**Requirement**
Give back the full listing, character for character, with no pictures.

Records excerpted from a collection
┌──
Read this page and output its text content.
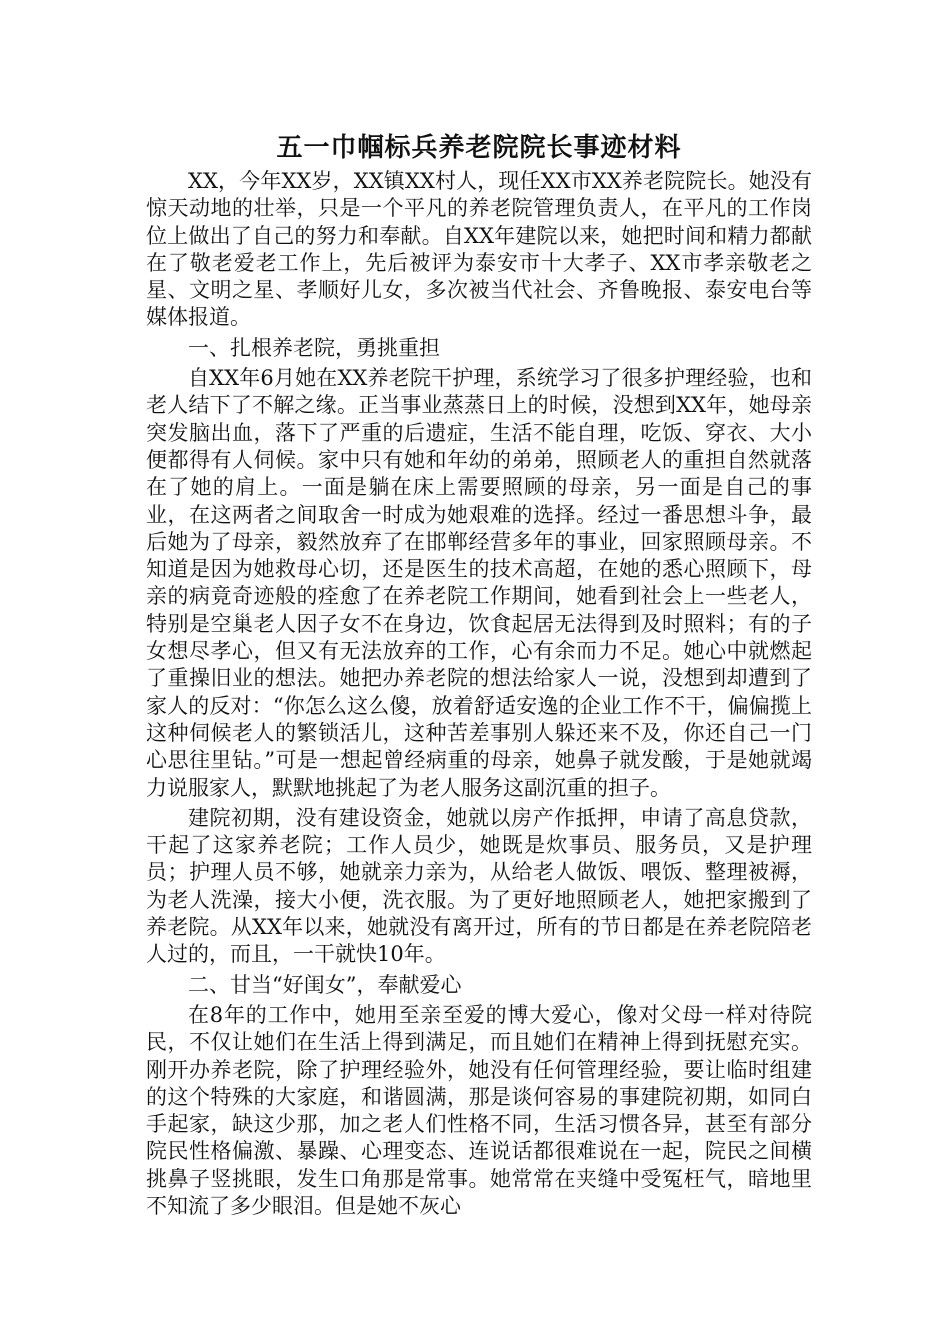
五一巾帼标兵养老院院长事迹材料

XX，今年XX岁，XX镇XX村人，现任XX市XX养老院院长。她没有惊天动地的壮举，只是一个平凡的养老院管理负责人，在平凡的工作岗位上做出了自己的努力和奉献。自XX年建院以来，她把时间和精力都献在了敬老爱老工作上，先后被评为泰安市十大孝子、XX市孝亲敬老之星、文明之星、孝顺好儿女，多次被当代社会、齐鲁晚报、泰安电台等媒体报道。

一、扎根养老院，勇挑重担

自XX年6月她在XX养老院干护理，系统学习了很多护理经验，也和老人结下了不解之缘。正当事业蒸蒸日上的时候，没想到XX年，她母亲突发脑出血，落下了严重的后遗症，生活不能自理，吃饭、穿衣、大小便都得有人伺候。家中只有她和年幼的弟弟，照顾老人的重担自然就落在了她的肩上。一面是躺在床上需要照顾的母亲，另一面是自己的事业，在这两者之间取舍一时成为她艰难的选择。经过一番思想斗争，最后她为了母亲，毅然放弃了在邯郸经营多年的事业，回家照顾母亲。不知道是因为她救母心切，还是医生的技术高超，在她的悉心照顾下，母亲的病竟奇迹般的痊愈了在养老院工作期间，她看到社会上一些老人，特别是空巢老人因子女不在身边，饮食起居无法得到及时照料；有的子女想尽孝心，但又有无法放弃的工作，心有余而力不足。她心中就燃起了重操旧业的想法。她把办养老院的想法给家人一说，没想到却遭到了家人的反对：“你怎么这么傻，放着舒适安逸的企业工作不干，偏偏揽上这种伺候老人的繁锁活儿，这种苦差事别人躲还来不及，你还自己一门心思往里钻。”可是一想起曾经病重的母亲，她鼻子就发酸，于是她就竭力说服家人，默默地挑起了为老人服务这副沉重的担子。

建院初期，没有建设资金，她就以房产作抵押，申请了高息贷款，干起了这家养老院；工作人员少，她既是炊事员、服务员，又是护理员；护理人员不够，她就亲力亲为，从给老人做饭、喂饭、整理被褥，为老人洗澡，接大小便，洗衣服。为了更好地照顾老人，她把家搬到了养老院。从XX年以来，她就没有离开过，所有的节日都是在养老院陪老人过的，而且，一干就快10年。

二、甘当“好闺女”，奉献爱心

在8年的工作中，她用至亲至爱的博大爱心，像对父母一样对待院民，不仅让她们在生活上得到满足，而且她们在精神上得到抚慰充实。刚开办养老院，除了护理经验外，她没有任何管理经验，要让临时组建的这个特殊的大家庭，和谐圆满，那是谈何容易的事建院初期，如同白手起家，缺这少那，加之老人们性格不同，生活习惯各异，甚至有部分院民性格偏激、暴躁、心理变态、连说话都很难说在一起，院民之间横挑鼻子竖挑眼，发生口角那是常事。她常常在夹缝中受冤枉气，暗地里不知流了多少眼泪。但是她不灰心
└──
**Correct response**
Read this page and output its text content.
五一巾帼标兵养老院院长事迹材料

XX，今年XX岁，XX镇XX村人，现任XX市XX养老院院长。她没有惊天动地的壮举，只是一个平凡的养老院管理负责人，在平凡的工作岗位上做出了自己的努力和奉献。自XX年建院以来，她把时间和精力都献在了敬老爱老工作上，先后被评为泰安市十大孝子、XX市孝亲敬老之星、文明之星、孝顺好儿女，多次被当代社会、齐鲁晚报、泰安电台等媒体报道。

一、扎根养老院，勇挑重担

自XX年6月她在XX养老院干护理，系统学习了很多护理经验，也和老人结下了不解之缘。正当事业蒸蒸日上的时候，没想到XX年，她母亲突发脑出血，落下了严重的后遗症，生活不能自理，吃饭、穿衣、大小便都得有人伺候。家中只有她和年幼的弟弟，照顾老人的重担自然就落在了她的肩上。一面是躺在床上需要照顾的母亲，另一面是自己的事业，在这两者之间取舍一时成为她艰难的选择。经过一番思想斗争，最后她为了母亲，毅然放弃了在邯郸经营多年的事业，回家照顾母亲。不知道是因为她救母心切，还是医生的技术高超，在她的悉心照顾下，母亲的病竟奇迹般的痊愈了在养老院工作期间，她看到社会上一些老人，特别是空巢老人因子女不在身边，饮食起居无法得到及时照料；有的子女想尽孝心，但又有无法放弃的工作，心有余而力不足。她心中就燃起了重操旧业的想法。她把办养老院的想法给家人一说，没想到却遭到了家人的反对：“你怎么这么傻，放着舒适安逸的企业工作不干，偏偏揽上这种伺候老人的繁锁活儿，这种苦差事别人躲还来不及，你还自己一门心思往里钻。”可是一想起曾经病重的母亲，她鼻子就发酸，于是她就竭力说服家人，默默地挑起了为老人服务这副沉重的担子。

建院初期，没有建设资金，她就以房产作抵押，申请了高息贷款，干起了这家养老院；工作人员少，她既是炊事员、服务员，又是护理员；护理人员不够，她就亲力亲为，从给老人做饭、喂饭、整理被褥，为老人洗澡，接大小便，洗衣服。为了更好地照顾老人，她把家搬到了养老院。从XX年以来，她就没有离开过，所有的节日都是在养老院陪老人过的，而且，一干就快10年。

二、甘当“好闺女”，奉献爱心

在8年的工作中，她用至亲至爱的博大爱心，像对父母一样对待院民，不仅让她们在生活上得到满足，而且她们在精神上得到抚慰充实。刚开办养老院，除了护理经验外，她没有任何管理经验，要让临时组建的这个特殊的大家庭，和谐圆满，那是谈何容易的事建院初期，如同白手起家，缺这少那，加之老人们性格不同，生活习惯各异，甚至有部分院民性格偏激、暴躁、心理变态、连说话都很难说在一起，院民之间横挑鼻子竖挑眼，发生口角那是常事。她常常在夹缝中受冤枉气，暗地里不知流了多少眼泪。但是她不灰心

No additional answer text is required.